- Given exercise
Copy nothing but the text: reproduce each line of the listing exactly and leave the pictures out.

▼

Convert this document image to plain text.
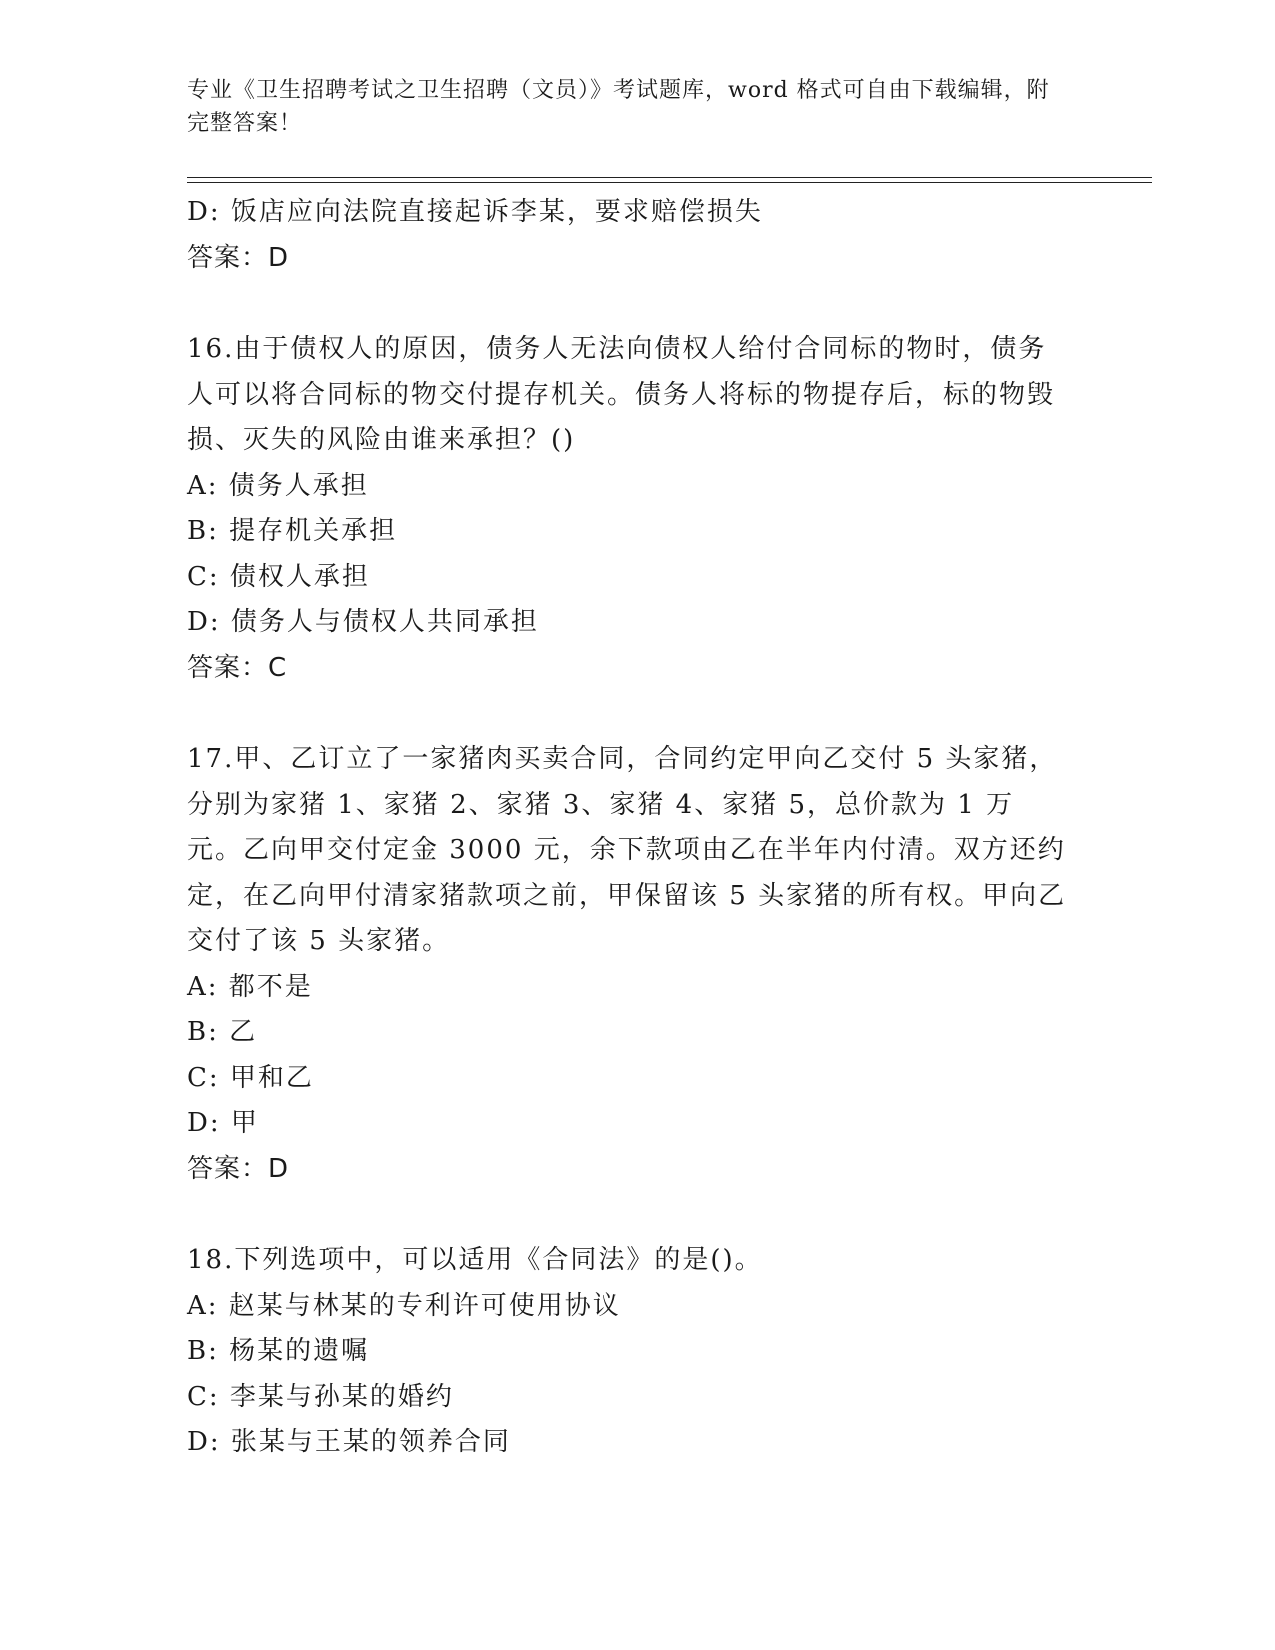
专业《卫生招聘考试之卫生招聘（文员）》考试题库，word 格式可自由下载编辑，附完整答案！
D: 饭店应向法院直接起诉李某，要求赔偿损失
答案：D
16.由于债权人的原因，债务人无法向债权人给付合同标的物时，债务人可以将合同标的物交付提存机关。债务人将标的物提存后，标的物毁损、灭失的风险由谁来承担？()
A: 债务人承担
B: 提存机关承担
C: 债权人承担
D: 债务人与债权人共同承担
答案：C
17.甲、乙订立了一家猪肉买卖合同，合同约定甲向乙交付 5 头家猪，分别为家猪 1、家猪 2、家猪 3、家猪 4、家猪 5，总价款为 1 万元。乙向甲交付定金 3000 元，余下款项由乙在半年内付清。双方还约定，在乙向甲付清家猪款项之前，甲保留该 5 头家猪的所有权。甲向乙交付了该 5 头家猪。
A: 都不是
B: 乙
C: 甲和乙
D: 甲
答案：D
18.下列选项中，可以适用《合同法》的是()。
A: 赵某与林某的专利许可使用协议
B: 杨某的遗嘱
C: 李某与孙某的婚约
D: 张某与王某的领养合同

▲

- Output of the exercise
Convert this document image to plain text.
专业《卫生招聘考试之卫生招聘（文员）》考试题库，word 格式可自由下载编辑，附完整答案！
D: 饭店应向法院直接起诉李某，要求赔偿损失
答案：D
16.由于债权人的原因，债务人无法向债权人给付合同标的物时，债务人可以将合同标的物交付提存机关。债务人将标的物提存后，标的物毁损、灭失的风险由谁来承担？()
A: 债务人承担
B: 提存机关承担
C: 债权人承担
D: 债务人与债权人共同承担
答案：C
17.甲、乙订立了一家猪肉买卖合同，合同约定甲向乙交付 5 头家猪，分别为家猪 1、家猪 2、家猪 3、家猪 4、家猪 5，总价款为 1 万元。乙向甲交付定金 3000 元，余下款项由乙在半年内付清。双方还约定，在乙向甲付清家猪款项之前，甲保留该 5 头家猪的所有权。甲向乙交付了该 5 头家猪。
A: 都不是
B: 乙
C: 甲和乙
D: 甲
答案：D
18.下列选项中，可以适用《合同法》的是()。
A: 赵某与林某的专利许可使用协议
B: 杨某的遗嘱
C: 李某与孙某的婚约
D: 张某与王某的领养合同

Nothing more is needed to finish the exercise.